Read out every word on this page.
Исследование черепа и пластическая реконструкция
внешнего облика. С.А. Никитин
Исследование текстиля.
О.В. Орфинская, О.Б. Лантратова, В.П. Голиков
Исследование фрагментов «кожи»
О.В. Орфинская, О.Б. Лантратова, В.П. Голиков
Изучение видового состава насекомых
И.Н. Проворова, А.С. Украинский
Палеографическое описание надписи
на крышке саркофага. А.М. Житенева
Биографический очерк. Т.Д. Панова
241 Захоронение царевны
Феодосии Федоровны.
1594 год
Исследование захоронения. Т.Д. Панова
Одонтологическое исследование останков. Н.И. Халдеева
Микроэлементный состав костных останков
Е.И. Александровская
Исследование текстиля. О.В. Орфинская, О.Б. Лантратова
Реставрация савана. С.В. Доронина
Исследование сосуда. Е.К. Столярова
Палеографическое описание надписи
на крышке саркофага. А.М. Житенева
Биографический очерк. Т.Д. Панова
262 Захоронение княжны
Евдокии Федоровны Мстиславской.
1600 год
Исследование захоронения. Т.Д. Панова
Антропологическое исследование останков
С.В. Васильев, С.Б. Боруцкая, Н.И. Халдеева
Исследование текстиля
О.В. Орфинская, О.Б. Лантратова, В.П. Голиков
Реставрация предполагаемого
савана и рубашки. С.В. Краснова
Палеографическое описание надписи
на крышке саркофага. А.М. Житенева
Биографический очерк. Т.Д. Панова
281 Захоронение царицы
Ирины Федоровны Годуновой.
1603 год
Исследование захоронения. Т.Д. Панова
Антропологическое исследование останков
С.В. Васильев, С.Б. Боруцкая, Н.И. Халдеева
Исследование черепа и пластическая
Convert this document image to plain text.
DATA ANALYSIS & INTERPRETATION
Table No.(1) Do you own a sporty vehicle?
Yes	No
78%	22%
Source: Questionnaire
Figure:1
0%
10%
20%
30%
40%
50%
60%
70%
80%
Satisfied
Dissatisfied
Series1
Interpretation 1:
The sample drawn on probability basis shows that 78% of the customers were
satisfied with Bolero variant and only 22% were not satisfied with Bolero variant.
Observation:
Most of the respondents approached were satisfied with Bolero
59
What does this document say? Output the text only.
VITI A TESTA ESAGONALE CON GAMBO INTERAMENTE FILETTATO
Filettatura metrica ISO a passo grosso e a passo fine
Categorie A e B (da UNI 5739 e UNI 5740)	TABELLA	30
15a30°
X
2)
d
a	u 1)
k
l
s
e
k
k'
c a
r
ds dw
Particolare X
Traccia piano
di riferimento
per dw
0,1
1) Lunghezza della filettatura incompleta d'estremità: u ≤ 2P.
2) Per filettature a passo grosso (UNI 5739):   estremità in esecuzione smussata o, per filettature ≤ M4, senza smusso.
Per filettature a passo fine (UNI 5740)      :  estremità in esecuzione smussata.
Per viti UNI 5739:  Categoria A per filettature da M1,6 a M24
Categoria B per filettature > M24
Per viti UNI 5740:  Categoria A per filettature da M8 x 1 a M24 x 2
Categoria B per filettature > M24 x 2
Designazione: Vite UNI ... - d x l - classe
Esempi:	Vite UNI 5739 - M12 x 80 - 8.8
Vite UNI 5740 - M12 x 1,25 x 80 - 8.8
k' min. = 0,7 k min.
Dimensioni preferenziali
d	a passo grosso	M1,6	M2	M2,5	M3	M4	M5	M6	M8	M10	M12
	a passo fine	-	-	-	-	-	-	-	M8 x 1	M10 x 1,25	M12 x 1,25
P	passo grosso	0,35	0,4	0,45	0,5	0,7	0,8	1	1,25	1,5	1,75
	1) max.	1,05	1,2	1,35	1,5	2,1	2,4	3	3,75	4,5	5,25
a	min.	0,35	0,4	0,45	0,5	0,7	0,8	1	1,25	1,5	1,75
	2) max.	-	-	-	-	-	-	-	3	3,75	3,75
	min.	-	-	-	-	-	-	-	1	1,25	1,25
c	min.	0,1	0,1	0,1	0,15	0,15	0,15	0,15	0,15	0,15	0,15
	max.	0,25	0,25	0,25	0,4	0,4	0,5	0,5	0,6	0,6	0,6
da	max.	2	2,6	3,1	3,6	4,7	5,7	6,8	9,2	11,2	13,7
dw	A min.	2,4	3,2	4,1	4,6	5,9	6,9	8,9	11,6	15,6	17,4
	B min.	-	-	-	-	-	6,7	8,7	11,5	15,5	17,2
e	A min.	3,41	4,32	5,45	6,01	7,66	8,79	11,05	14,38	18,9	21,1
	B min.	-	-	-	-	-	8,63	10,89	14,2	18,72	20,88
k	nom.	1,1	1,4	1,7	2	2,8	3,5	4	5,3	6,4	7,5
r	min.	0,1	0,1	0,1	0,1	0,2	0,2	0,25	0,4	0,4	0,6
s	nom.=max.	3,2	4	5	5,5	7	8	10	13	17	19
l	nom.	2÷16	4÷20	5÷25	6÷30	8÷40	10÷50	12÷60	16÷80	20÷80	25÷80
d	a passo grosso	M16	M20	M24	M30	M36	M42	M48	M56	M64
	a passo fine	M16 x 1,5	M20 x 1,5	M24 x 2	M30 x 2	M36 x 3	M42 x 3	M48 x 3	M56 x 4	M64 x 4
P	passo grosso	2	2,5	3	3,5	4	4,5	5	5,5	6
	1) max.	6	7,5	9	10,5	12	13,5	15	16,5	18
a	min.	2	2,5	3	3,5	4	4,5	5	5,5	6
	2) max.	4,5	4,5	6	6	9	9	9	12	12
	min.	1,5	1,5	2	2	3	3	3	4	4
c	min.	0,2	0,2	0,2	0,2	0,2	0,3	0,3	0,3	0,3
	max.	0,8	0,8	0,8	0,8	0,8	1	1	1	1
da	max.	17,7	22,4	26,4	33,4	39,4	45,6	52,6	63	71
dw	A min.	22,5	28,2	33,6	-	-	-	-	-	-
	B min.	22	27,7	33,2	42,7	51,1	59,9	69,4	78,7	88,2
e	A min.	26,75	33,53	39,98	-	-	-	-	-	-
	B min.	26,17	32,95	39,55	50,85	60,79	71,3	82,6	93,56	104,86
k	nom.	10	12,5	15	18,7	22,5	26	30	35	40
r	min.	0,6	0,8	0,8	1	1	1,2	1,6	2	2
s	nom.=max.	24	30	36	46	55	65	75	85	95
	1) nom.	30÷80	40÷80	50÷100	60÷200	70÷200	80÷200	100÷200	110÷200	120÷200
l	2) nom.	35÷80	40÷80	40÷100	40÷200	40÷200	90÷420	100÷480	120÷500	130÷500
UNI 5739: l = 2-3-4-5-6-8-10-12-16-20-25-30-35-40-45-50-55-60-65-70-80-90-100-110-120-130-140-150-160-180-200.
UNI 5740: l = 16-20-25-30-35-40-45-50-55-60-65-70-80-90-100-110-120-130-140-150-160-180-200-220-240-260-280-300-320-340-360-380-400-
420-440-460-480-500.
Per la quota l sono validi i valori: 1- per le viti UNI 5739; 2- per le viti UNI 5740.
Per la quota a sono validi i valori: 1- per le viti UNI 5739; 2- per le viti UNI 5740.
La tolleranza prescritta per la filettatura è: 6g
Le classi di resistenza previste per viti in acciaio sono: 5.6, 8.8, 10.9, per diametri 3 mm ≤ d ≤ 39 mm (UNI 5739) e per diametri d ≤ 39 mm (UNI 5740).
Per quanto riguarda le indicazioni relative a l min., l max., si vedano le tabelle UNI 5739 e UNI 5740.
_ _ _ _ _ _ _
== WHAT IS NEEDED ==
Without changing a word, restate the whole listing.

== TASK OUTPUT ==
Read out every word on this page.
Исследование черепа и пластическая реконструкция
внешнего облика. С.А. Никитин
Исследование текстиля.
О.В. Орфинская, О.Б. Лантратова, В.П. Голиков
Исследование фрагментов «кожи»
О.В. Орфинская, О.Б. Лантратова, В.П. Голиков
Изучение видового состава насекомых
И.Н. Проворова, А.С. Украинский
Палеографическое описание надписи
на крышке саркофага. А.М. Житенева
Биографический очерк. Т.Д. Панова
241 Захоронение царевны
Феодосии Федоровны.
1594 год
Исследование захоронения. Т.Д. Панова
Одонтологическое исследование останков. Н.И. Халдеева
Микроэлементный состав костных останков
Е.И. Александровская
Исследование текстиля. О.В. Орфинская, О.Б. Лантратова
Реставрация савана. С.В. Доронина
Исследование сосуда. Е.К. Столярова
Палеографическое описание надписи
на крышке саркофага. А.М. Житенева
Биографический очерк. Т.Д. Панова
262 Захоронение княжны
Евдокии Федоровны Мстиславской.
1600 год
Исследование захоронения. Т.Д. Панова
Антропологическое исследование останков
С.В. Васильев, С.Б. Боруцкая, Н.И. Халдеева
Исследование текстиля
О.В. Орфинская, О.Б. Лантратова, В.П. Голиков
Реставрация предполагаемого
савана и рубашки. С.В. Краснова
Палеографическое описание надписи
на крышке саркофага. А.М. Житенева
Биографический очерк. Т.Д. Панова
281 Захоронение царицы
Ирины Федоровны Годуновой.
1603 год
Исследование захоронения. Т.Д. Панова
Антропологическое исследование останков
С.В. Васильев, С.Б. Боруцкая, Н.И. Халдеева
Исследование черепа и пластическая
Convert this document image to plain text.
DATA ANALYSIS & INTERPRETATION
Table No.(1) Do you own a sporty vehicle?
Yes	No
78%	22%
Source: Questionnaire
Figure:1
0%
10%
20%
30%
40%
50%
60%
70%
80%
Satisfied
Dissatisfied
Series1
Interpretation 1:
The sample drawn on probability basis shows that 78% of the customers were
satisfied with Bolero variant and only 22% were not satisfied with Bolero variant.
Observation:
Most of the respondents approached were satisfied with Bolero
59
What does this document say? Output the text only.
VITI A TESTA ESAGONALE CON GAMBO INTERAMENTE FILETTATO
Filettatura metrica ISO a passo grosso e a passo fine
Categorie A e B (da UNI 5739 e UNI 5740)	TABELLA	30
15a30°
X
2)
d
a	u 1)
k
l
s
e
k
k'
c a
r
ds dw
Particolare X
Traccia piano
di riferimento
per dw
0,1
1) Lunghezza della filettatura incompleta d'estremità: u ≤ 2P.
2) Per filettature a passo grosso (UNI 5739):   estremità in esecuzione smussata o, per filettature ≤ M4, senza smusso.
Per filettature a passo fine (UNI 5740)      :  estremità in esecuzione smussata.
Per viti UNI 5739:  Categoria A per filettature da M1,6 a M24
Categoria B per filettature > M24
Per viti UNI 5740:  Categoria A per filettature da M8 x 1 a M24 x 2
Categoria B per filettature > M24 x 2
Designazione: Vite UNI ... - d x l - classe
Esempi:	Vite UNI 5739 - M12 x 80 - 8.8
Vite UNI 5740 - M12 x 1,25 x 80 - 8.8
k' min. = 0,7 k min.
Dimensioni preferenziali
d	a passo grosso	M1,6	M2	M2,5	M3	M4	M5	M6	M8	M10	M12
	a passo fine	-	-	-	-	-	-	-	M8 x 1	M10 x 1,25	M12 x 1,25
P	passo grosso	0,35	0,4	0,45	0,5	0,7	0,8	1	1,25	1,5	1,75
	1) max.	1,05	1,2	1,35	1,5	2,1	2,4	3	3,75	4,5	5,25
a	min.	0,35	0,4	0,45	0,5	0,7	0,8	1	1,25	1,5	1,75
	2) max.	-	-	-	-	-	-	-	3	3,75	3,75
	min.	-	-	-	-	-	-	-	1	1,25	1,25
c	min.	0,1	0,1	0,1	0,15	0,15	0,15	0,15	0,15	0,15	0,15
	max.	0,25	0,25	0,25	0,4	0,4	0,5	0,5	0,6	0,6	0,6
da	max.	2	2,6	3,1	3,6	4,7	5,7	6,8	9,2	11,2	13,7
dw	A min.	2,4	3,2	4,1	4,6	5,9	6,9	8,9	11,6	15,6	17,4
	B min.	-	-	-	-	-	6,7	8,7	11,5	15,5	17,2
e	A min.	3,41	4,32	5,45	6,01	7,66	8,79	11,05	14,38	18,9	21,1
	B min.	-	-	-	-	-	8,63	10,89	14,2	18,72	20,88
k	nom.	1,1	1,4	1,7	2	2,8	3,5	4	5,3	6,4	7,5
r	min.	0,1	0,1	0,1	0,1	0,2	0,2	0,25	0,4	0,4	0,6
s	nom.=max.	3,2	4	5	5,5	7	8	10	13	17	19
l	nom.	2÷16	4÷20	5÷25	6÷30	8÷40	10÷50	12÷60	16÷80	20÷80	25÷80
d	a passo grosso	M16	M20	M24	M30	M36	M42	M48	M56	M64
	a passo fine	M16 x 1,5	M20 x 1,5	M24 x 2	M30 x 2	M36 x 3	M42 x 3	M48 x 3	M56 x 4	M64 x 4
P	passo grosso	2	2,5	3	3,5	4	4,5	5	5,5	6
	1) max.	6	7,5	9	10,5	12	13,5	15	16,5	18
a	min.	2	2,5	3	3,5	4	4,5	5	5,5	6
	2) max.	4,5	4,5	6	6	9	9	9	12	12
	min.	1,5	1,5	2	2	3	3	3	4	4
c	min.	0,2	0,2	0,2	0,2	0,2	0,3	0,3	0,3	0,3
	max.	0,8	0,8	0,8	0,8	0,8	1	1	1	1
da	max.	17,7	22,4	26,4	33,4	39,4	45,6	52,6	63	71
dw	A min.	22,5	28,2	33,6	-	-	-	-	-	-
	B min.	22	27,7	33,2	42,7	51,1	59,9	69,4	78,7	88,2
e	A min.	26,75	33,53	39,98	-	-	-	-	-	-
	B min.	26,17	32,95	39,55	50,85	60,79	71,3	82,6	93,56	104,86
k	nom.	10	12,5	15	18,7	22,5	26	30	35	40
r	min.	0,6	0,8	0,8	1	1	1,2	1,6	2	2
s	nom.=max.	24	30	36	46	55	65	75	85	95
	1) nom.	30÷80	40÷80	50÷100	60÷200	70÷200	80÷200	100÷200	110÷200	120÷200
l	2) nom.	35÷80	40÷80	40÷100	40÷200	40÷200	90÷420	100÷480	120÷500	130÷500
UNI 5739: l = 2-3-4-5-6-8-10-12-16-20-25-30-35-40-45-50-55-60-65-70-80-90-100-110-120-130-140-150-160-180-200.
UNI 5740: l = 16-20-25-30-35-40-45-50-55-60-65-70-80-90-100-110-120-130-140-150-160-180-200-220-240-260-280-300-320-340-360-380-400-
420-440-460-480-500.
Per la quota l sono validi i valori: 1- per le viti UNI 5739; 2- per le viti UNI 5740.
Per la quota a sono validi i valori: 1- per le viti UNI 5739; 2- per le viti UNI 5740.
La tolleranza prescritta per la filettatura è: 6g
Le classi di resistenza previste per viti in acciaio sono: 5.6, 8.8, 10.9, per diametri 3 mm ≤ d ≤ 39 mm (UNI 5739) e per diametri d ≤ 39 mm (UNI 5740).
Per quanto riguarda le indicazioni relative a l min., l max., si vedano le tabelle UNI 5739 e UNI 5740.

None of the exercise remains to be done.